#### INPUT RECORDS ####

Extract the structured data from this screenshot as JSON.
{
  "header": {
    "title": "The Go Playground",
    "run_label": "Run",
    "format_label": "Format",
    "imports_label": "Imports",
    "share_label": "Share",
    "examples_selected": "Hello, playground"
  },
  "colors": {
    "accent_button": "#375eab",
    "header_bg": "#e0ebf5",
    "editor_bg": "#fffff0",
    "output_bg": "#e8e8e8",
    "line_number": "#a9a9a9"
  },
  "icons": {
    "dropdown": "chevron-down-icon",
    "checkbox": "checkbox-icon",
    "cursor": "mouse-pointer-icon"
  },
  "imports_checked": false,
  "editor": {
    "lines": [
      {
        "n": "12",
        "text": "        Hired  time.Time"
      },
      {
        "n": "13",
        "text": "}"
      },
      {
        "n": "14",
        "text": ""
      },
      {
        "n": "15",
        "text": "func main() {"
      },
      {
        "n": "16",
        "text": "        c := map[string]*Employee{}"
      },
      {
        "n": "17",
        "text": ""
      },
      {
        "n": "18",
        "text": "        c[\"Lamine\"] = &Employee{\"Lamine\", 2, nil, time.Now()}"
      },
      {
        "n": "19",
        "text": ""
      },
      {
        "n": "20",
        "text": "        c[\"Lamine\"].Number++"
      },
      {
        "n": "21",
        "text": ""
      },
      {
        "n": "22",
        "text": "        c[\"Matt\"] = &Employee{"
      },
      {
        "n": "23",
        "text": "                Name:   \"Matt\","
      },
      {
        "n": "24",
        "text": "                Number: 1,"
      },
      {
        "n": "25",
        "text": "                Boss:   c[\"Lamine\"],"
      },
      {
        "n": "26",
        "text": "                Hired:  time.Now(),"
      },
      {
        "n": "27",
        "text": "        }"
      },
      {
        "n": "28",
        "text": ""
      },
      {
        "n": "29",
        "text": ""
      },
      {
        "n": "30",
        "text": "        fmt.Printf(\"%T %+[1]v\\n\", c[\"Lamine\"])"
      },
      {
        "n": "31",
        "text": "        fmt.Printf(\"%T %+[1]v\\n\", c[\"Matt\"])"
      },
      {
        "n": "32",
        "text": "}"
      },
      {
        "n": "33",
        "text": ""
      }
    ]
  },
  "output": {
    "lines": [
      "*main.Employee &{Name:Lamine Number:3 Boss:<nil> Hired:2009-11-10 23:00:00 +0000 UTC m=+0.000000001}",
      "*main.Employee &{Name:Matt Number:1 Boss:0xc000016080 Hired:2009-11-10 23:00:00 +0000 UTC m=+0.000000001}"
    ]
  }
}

####

> _GOAL_
Gather up every line in the data above that contains the word "Boss", copying each one.

> _RESPONSE TO THIS EXERCISE_
        "text": "                Boss:   c[\"Lamine\"],"
      "*main.Employee &{Name:Lamine Number:3 Boss:<nil> Hired:2009-11-10 23:00:00 +0000 UTC m=+0.000000001}",
      "*main.Employee &{Name:Matt Number:1 Boss:0xc000016080 Hired:2009-11-10 23:00:00 +0000 UTC m=+0.000000001}"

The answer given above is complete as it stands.